# What to work on
Make an exact copy of the entries below.

# Stored data entries

****************

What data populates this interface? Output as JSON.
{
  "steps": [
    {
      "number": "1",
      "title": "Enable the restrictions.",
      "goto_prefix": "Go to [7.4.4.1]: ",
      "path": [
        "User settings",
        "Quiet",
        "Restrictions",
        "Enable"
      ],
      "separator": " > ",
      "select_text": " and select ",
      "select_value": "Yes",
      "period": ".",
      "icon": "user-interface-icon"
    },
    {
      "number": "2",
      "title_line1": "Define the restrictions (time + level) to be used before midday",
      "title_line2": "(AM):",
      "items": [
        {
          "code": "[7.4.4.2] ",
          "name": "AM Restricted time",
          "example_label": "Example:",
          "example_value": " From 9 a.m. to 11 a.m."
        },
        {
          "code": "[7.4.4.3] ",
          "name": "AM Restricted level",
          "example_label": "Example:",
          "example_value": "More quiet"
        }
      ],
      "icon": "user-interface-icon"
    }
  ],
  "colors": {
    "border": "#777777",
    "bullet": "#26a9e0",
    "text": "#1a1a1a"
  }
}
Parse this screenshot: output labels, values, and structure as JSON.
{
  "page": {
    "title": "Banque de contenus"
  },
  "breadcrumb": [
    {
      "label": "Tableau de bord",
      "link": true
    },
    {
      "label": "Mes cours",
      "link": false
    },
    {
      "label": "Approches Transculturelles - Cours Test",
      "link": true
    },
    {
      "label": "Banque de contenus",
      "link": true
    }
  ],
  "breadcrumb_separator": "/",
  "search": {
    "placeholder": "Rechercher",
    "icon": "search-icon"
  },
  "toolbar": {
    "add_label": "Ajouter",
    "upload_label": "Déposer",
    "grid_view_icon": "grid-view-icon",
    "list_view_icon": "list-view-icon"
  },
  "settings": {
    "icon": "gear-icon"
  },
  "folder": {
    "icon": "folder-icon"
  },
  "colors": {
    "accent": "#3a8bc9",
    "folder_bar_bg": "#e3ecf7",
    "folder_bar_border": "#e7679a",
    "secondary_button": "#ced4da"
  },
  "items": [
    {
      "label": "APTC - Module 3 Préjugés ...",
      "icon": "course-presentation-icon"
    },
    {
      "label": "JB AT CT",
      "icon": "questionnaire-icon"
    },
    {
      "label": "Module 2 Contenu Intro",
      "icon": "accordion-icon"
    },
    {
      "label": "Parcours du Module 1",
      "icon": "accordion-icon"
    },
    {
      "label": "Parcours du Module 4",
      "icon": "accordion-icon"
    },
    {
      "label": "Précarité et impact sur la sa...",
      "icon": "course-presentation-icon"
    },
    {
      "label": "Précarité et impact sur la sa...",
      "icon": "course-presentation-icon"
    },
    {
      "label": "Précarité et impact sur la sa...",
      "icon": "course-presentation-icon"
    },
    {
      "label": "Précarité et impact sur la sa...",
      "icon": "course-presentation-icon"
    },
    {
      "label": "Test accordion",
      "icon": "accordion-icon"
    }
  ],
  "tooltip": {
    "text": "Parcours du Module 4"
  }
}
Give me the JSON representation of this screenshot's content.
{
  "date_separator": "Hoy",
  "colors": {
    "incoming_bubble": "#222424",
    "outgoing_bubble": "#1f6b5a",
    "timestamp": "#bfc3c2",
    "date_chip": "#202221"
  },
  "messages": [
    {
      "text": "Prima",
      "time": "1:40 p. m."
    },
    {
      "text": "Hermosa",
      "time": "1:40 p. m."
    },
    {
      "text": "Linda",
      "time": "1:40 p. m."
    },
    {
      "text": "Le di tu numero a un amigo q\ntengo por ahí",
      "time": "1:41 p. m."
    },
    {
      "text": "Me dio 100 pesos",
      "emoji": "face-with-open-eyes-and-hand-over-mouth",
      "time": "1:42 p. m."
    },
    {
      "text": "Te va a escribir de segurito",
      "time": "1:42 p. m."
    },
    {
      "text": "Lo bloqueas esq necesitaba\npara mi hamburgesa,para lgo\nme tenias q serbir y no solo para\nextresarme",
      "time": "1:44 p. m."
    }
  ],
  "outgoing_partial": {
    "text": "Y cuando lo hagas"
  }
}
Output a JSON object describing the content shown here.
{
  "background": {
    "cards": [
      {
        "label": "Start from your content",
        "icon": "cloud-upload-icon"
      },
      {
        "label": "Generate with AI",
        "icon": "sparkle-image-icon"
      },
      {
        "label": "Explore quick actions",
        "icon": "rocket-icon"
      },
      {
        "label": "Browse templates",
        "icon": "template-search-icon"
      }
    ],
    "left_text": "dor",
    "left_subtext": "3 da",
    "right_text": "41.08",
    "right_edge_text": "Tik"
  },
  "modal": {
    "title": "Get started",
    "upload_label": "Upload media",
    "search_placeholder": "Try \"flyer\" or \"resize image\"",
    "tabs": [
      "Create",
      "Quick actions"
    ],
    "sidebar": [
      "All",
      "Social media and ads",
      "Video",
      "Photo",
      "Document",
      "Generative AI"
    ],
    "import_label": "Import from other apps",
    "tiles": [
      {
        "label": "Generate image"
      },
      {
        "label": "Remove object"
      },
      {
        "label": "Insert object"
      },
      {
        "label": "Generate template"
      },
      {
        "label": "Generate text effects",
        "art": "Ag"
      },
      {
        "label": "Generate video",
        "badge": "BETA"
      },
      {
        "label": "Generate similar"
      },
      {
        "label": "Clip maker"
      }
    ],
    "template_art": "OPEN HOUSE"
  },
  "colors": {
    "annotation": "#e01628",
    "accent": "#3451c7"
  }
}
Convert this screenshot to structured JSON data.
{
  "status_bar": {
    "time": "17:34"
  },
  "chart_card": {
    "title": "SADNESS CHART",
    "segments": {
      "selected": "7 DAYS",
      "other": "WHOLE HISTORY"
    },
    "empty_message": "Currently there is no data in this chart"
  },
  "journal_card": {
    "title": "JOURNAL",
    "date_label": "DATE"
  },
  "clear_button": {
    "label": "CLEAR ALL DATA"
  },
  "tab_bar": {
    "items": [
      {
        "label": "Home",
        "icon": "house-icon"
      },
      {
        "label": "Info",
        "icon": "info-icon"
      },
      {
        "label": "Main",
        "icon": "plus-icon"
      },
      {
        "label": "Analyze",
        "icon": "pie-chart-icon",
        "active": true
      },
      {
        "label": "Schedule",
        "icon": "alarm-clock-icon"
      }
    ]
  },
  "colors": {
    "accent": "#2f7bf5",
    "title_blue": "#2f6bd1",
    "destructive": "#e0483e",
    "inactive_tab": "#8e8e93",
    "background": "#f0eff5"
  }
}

****************

# Result of this task
What data populates this interface? Output as JSON.
{
  "steps": [
    {
      "number": "1",
      "title": "Enable the restrictions.",
      "goto_prefix": "Go to [7.4.4.1]: ",
      "path": [
        "User settings",
        "Quiet",
        "Restrictions",
        "Enable"
      ],
      "separator": " > ",
      "select_text": " and select ",
      "select_value": "Yes",
      "period": ".",
      "icon": "user-interface-icon"
    },
    {
      "number": "2",
      "title_line1": "Define the restrictions (time + level) to be used before midday",
      "title_line2": "(AM):",
      "items": [
        {
          "code": "[7.4.4.2] ",
          "name": "AM Restricted time",
          "example_label": "Example:",
          "example_value": " From 9 a.m. to 11 a.m."
        },
        {
          "code": "[7.4.4.3] ",
          "name": "AM Restricted level",
          "example_label": "Example:",
          "example_value": "More quiet"
        }
      ],
      "icon": "user-interface-icon"
    }
  ],
  "colors": {
    "border": "#777777",
    "bullet": "#26a9e0",
    "text": "#1a1a1a"
  }
}
Parse this screenshot: output labels, values, and structure as JSON.
{
  "page": {
    "title": "Banque de contenus"
  },
  "breadcrumb": [
    {
      "label": "Tableau de bord",
      "link": true
    },
    {
      "label": "Mes cours",
      "link": false
    },
    {
      "label": "Approches Transculturelles - Cours Test",
      "link": true
    },
    {
      "label": "Banque de contenus",
      "link": true
    }
  ],
  "breadcrumb_separator": "/",
  "search": {
    "placeholder": "Rechercher",
    "icon": "search-icon"
  },
  "toolbar": {
    "add_label": "Ajouter",
    "upload_label": "Déposer",
    "grid_view_icon": "grid-view-icon",
    "list_view_icon": "list-view-icon"
  },
  "settings": {
    "icon": "gear-icon"
  },
  "folder": {
    "icon": "folder-icon"
  },
  "colors": {
    "accent": "#3a8bc9",
    "folder_bar_bg": "#e3ecf7",
    "folder_bar_border": "#e7679a",
    "secondary_button": "#ced4da"
  },
  "items": [
    {
      "label": "APTC - Module 3 Préjugés ...",
      "icon": "course-presentation-icon"
    },
    {
      "label": "JB AT CT",
      "icon": "questionnaire-icon"
    },
    {
      "label": "Module 2 Contenu Intro",
      "icon": "accordion-icon"
    },
    {
      "label": "Parcours du Module 1",
      "icon": "accordion-icon"
    },
    {
      "label": "Parcours du Module 4",
      "icon": "accordion-icon"
    },
    {
      "label": "Précarité et impact sur la sa...",
      "icon": "course-presentation-icon"
    },
    {
      "label": "Précarité et impact sur la sa...",
      "icon": "course-presentation-icon"
    },
    {
      "label": "Précarité et impact sur la sa...",
      "icon": "course-presentation-icon"
    },
    {
      "label": "Précarité et impact sur la sa...",
      "icon": "course-presentation-icon"
    },
    {
      "label": "Test accordion",
      "icon": "accordion-icon"
    }
  ],
  "tooltip": {
    "text": "Parcours du Module 4"
  }
}
Give me the JSON representation of this screenshot's content.
{
  "date_separator": "Hoy",
  "colors": {
    "incoming_bubble": "#222424",
    "outgoing_bubble": "#1f6b5a",
    "timestamp": "#bfc3c2",
    "date_chip": "#202221"
  },
  "messages": [
    {
      "text": "Prima",
      "time": "1:40 p. m."
    },
    {
      "text": "Hermosa",
      "time": "1:40 p. m."
    },
    {
      "text": "Linda",
      "time": "1:40 p. m."
    },
    {
      "text": "Le di tu numero a un amigo q\ntengo por ahí",
      "time": "1:41 p. m."
    },
    {
      "text": "Me dio 100 pesos",
      "emoji": "face-with-open-eyes-and-hand-over-mouth",
      "time": "1:42 p. m."
    },
    {
      "text": "Te va a escribir de segurito",
      "time": "1:42 p. m."
    },
    {
      "text": "Lo bloqueas esq necesitaba\npara mi hamburgesa,para lgo\nme tenias q serbir y no solo para\nextresarme",
      "time": "1:44 p. m."
    }
  ],
  "outgoing_partial": {
    "text": "Y cuando lo hagas"
  }
}
Output a JSON object describing the content shown here.
{
  "background": {
    "cards": [
      {
        "label": "Start from your content",
        "icon": "cloud-upload-icon"
      },
      {
        "label": "Generate with AI",
        "icon": "sparkle-image-icon"
      },
      {
        "label": "Explore quick actions",
        "icon": "rocket-icon"
      },
      {
        "label": "Browse templates",
        "icon": "template-search-icon"
      }
    ],
    "left_text": "dor",
    "left_subtext": "3 da",
    "right_text": "41.08",
    "right_edge_text": "Tik"
  },
  "modal": {
    "title": "Get started",
    "upload_label": "Upload media",
    "search_placeholder": "Try \"flyer\" or \"resize image\"",
    "tabs": [
      "Create",
      "Quick actions"
    ],
    "sidebar": [
      "All",
      "Social media and ads",
      "Video",
      "Photo",
      "Document",
      "Generative AI"
    ],
    "import_label": "Import from other apps",
    "tiles": [
      {
        "label": "Generate image"
      },
      {
        "label": "Remove object"
      },
      {
        "label": "Insert object"
      },
      {
        "label": "Generate template"
      },
      {
        "label": "Generate text effects",
        "art": "Ag"
      },
      {
        "label": "Generate video",
        "badge": "BETA"
      },
      {
        "label": "Generate similar"
      },
      {
        "label": "Clip maker"
      }
    ],
    "template_art": "OPEN HOUSE"
  },
  "colors": {
    "annotation": "#e01628",
    "accent": "#3451c7"
  }
}
Convert this screenshot to structured JSON data.
{
  "status_bar": {
    "time": "17:34"
  },
  "chart_card": {
    "title": "SADNESS CHART",
    "segments": {
      "selected": "7 DAYS",
      "other": "WHOLE HISTORY"
    },
    "empty_message": "Currently there is no data in this chart"
  },
  "journal_card": {
    "title": "JOURNAL",
    "date_label": "DATE"
  },
  "clear_button": {
    "label": "CLEAR ALL DATA"
  },
  "tab_bar": {
    "items": [
      {
        "label": "Home",
        "icon": "house-icon"
      },
      {
        "label": "Info",
        "icon": "info-icon"
      },
      {
        "label": "Main",
        "icon": "plus-icon"
      },
      {
        "label": "Analyze",
        "icon": "pie-chart-icon",
        "active": true
      },
      {
        "label": "Schedule",
        "icon": "alarm-clock-icon"
      }
    ]
  },
  "colors": {
    "accent": "#2f7bf5",
    "title_blue": "#2f6bd1",
    "destructive": "#e0483e",
    "inactive_tab": "#8e8e93",
    "background": "#f0eff5"
  }
}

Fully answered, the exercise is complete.